***** TRECHO DO DOCUMENTO

Os dados de transações bancárias foram analisados com a quebra do sigilo.

  • Em abril de 2022, a suspeita fez quase R$ 20 mil em apostas na Lotofácil, todas pagas via PIX;
  • Depois disso, passou a fazer várias apostas em grandes valores;
  • No total, ela teria apostado R$ 461 mil;
  • Em julho de 2022, a estudante teria solicitado R$ 891,5 mil em apostas;
  • Após a operadora de caixa registrar R$ 193,8 mil em apostas, a gerente da lotérica questionou sobre o pagamento, e a suspeita disse que tinha realizado um agendamento da transferência;
  • A estudante fez uma movimentação muito inferior, de R$ 891,53, na tentativa de fazer com que os funcionários da lotérica pensassem que seria o valor total de R$ 891,5 mil;
  • Após breve discussão, a suspeita saiu da lotérica com cinco apostas de R$ 38,7 mil cada uma.

Em um vídeo gravado há quatro anos para o cursinho em que estudou, Alicia comentou sobre o processo de aprovação na Faculdade de Medicina da USP. O registro foi publicado em 14 de maio de 2018.

“É difícil descrever como é ter um sonho realizado, porque são anos batalhando. Mas agora é uma sensação de compensação. É todo tempo que você gasta fazendo simulado, estudando pós aula, parece que aquilo não foi nada comparado àquele dia que você vê seu nome na lista.”

A denúncia do desvio milionário do fundo de formatura

Segundo o boletim de ocorrência sobre o caso do sumiço do dinheiro registrado por dois alunos, Alicia solicitou à empresa ÁS Formaturas — que seria responsável pela organização da festa — a transferência de R$ 927 mil em três parcelas:

  • R$ 604 mil, para ser transferido para uma conta pessoal no seu nome;
  • R$ 145 mil, que foram transferidos para uma conta em que o beneficiário não foi identificado;
  • R$ 171 mil, que foram transferidos para uma conta em que o beneficiário não foi identificado.

Em nota, a ÁS negou ser a responsável pela organização da festa, como citado no boletim de ocorrência, e disse que “não se comprometeu com a realização ou produção de qualquer evento”.

“A responsabilidade da ÁS no contrato limitava-se a arrecadar os valores dos formandos e transferir para a turma, além da realização da cobertura fotográfica”, diz a nota.

Antes, Alicia afirmou ter aplicado R$ 800 mil em uma corretora de investimentos chamada Sentinel Bank, mas voltou atrás na versão.

**********
***** MATERIAL FORNECIDO

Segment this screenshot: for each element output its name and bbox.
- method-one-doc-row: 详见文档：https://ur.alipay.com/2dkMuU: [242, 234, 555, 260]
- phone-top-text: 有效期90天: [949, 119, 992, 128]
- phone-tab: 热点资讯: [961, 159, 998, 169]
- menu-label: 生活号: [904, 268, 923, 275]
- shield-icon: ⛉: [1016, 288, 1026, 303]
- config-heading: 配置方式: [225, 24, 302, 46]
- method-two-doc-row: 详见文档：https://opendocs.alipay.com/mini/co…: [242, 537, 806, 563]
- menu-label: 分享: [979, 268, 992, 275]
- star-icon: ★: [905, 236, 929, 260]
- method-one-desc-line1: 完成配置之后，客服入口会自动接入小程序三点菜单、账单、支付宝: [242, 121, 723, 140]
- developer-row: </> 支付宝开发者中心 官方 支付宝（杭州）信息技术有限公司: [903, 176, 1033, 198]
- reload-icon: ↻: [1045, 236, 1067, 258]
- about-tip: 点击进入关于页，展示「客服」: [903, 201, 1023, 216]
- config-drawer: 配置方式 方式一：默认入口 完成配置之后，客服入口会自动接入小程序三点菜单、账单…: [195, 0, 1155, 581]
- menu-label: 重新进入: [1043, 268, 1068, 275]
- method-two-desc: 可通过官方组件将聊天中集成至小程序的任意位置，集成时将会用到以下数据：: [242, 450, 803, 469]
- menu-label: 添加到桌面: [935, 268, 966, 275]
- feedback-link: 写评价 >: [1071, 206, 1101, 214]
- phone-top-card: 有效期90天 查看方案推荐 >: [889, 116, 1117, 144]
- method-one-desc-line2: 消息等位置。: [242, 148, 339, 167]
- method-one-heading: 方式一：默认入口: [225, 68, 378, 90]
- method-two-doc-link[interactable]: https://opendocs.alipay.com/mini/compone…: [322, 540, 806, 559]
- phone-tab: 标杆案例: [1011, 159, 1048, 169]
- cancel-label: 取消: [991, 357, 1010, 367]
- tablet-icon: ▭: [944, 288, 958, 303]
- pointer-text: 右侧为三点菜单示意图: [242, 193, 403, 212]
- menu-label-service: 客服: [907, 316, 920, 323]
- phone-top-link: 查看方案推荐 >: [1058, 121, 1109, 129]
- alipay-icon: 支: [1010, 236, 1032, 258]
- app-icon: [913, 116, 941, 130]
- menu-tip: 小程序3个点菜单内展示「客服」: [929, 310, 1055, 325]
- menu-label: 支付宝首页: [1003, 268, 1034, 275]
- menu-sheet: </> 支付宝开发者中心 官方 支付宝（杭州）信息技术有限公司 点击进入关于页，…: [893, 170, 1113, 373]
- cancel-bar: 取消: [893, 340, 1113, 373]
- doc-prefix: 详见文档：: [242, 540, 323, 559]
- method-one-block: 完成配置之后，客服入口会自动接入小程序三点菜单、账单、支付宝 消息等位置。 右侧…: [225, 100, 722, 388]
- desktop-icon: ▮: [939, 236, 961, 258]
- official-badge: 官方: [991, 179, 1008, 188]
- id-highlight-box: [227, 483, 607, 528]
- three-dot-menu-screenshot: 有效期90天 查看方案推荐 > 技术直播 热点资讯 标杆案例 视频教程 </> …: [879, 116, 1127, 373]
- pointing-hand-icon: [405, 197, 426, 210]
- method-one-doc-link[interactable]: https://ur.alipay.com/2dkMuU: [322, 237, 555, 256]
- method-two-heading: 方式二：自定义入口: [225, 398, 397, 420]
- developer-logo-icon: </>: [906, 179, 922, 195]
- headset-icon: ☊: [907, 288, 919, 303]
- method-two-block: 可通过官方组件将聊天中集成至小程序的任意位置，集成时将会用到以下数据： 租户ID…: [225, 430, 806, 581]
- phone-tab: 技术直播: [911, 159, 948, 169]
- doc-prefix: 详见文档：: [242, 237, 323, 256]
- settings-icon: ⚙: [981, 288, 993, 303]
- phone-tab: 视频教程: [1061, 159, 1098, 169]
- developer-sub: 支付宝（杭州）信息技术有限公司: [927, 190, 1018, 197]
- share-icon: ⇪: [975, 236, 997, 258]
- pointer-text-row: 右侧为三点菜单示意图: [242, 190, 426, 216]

**********

**PARTES DO EXERCÍCIO**
**1.** Reescreva de forma mais concisa o parágrafo do trecho sobre o desvio do fundo de formatura que começa com “Em um vídeo gravado há quatro anos”, preservando seus fatos principais.
**2.** Prossiga o trecho sobre o desvio do fundo de formatura a partir da última frase, que trata da corretora Sentinel Bank.
Os registros vêm de outra fonte.

**RESPOSTAS POR TAREFA**
**1.** Em vídeo gravado há quatro anos para o cursinho onde estudou e publicado em 14 de maio de 2018, Alicia comentou sua aprovação na Faculdade de Medicina da USP.

**2.**
Mensagem no WhatsApp

Em mensagem no grupo de WhatsApp da comissão organizadora, Alicia disse que aplicou o dinheiro em uma investidora e teria sido vítima de um golpe.

Na mensagem, ela afirma que usou parte do valor para pagar advogados por conta do suposto golpe. A estudante diz ainda que vai pedir ajuda da direção para pagar a festa.

“Escrevo para dizer que não temos dinheiro. Com toda dor, culpa e arrependimento que vocês podem imaginar. (…) Nosso dinheiro foi todo repassado para a Sentinel Bank, uma investidora que, no fim das contas, não se passava de um grande golpe e nunca mais retornou nem com o dinheiro investido, nem com os rendimentos.”

E ela prossegue: “Vou ver com a diretoria da FMUSP se conseguimos ajuda deles”.

Um print com a mensagem viralizou nas redes sociais, após repercussão do caso.

Print do relato da estudante, suspeita de desviar quase R$ 1 milhão de fundo de formatura da USP — Foto: Reprodução/Redes Sociais

De acordo com a comissão de formatura:

  • A suspeita afirmou, por meio de mensagens no WhatsApp, que transferiu a quantia para uma conta pessoal;
  • Ela alega ter aplicado R$ 800 mil em uma corretora de investimentos chamada Sentinel Bank, que a teria enganado e ficado com o dinheiro;
  • A quantia restante teria sido utilizada para pagar advogados na tentativa de recuperar o dinheiro;
  • O desvio foi constatado pela Comissão no dia 6 de janeiro deste ano, e uma das vítimas registrou a ocorrência na delegacia no dia 10.

“De toda a história contada pela [suspeita], o único fato que temos certeza é a transferência do montante guardado sob custódia da empresa ÁS Formaturas para uma conta pessoal dela. Ainda estamos averiguando em que contexto foram realizadas as transferências”, disseram em nota os membros da comissão.

A ÁS Formaturas disse que “todas as transferências foram realizadas rigorosamente conforme estabelecido nas cláusulas contratuais” e que estão à disposição das autoridades para o fornecimento de documentos.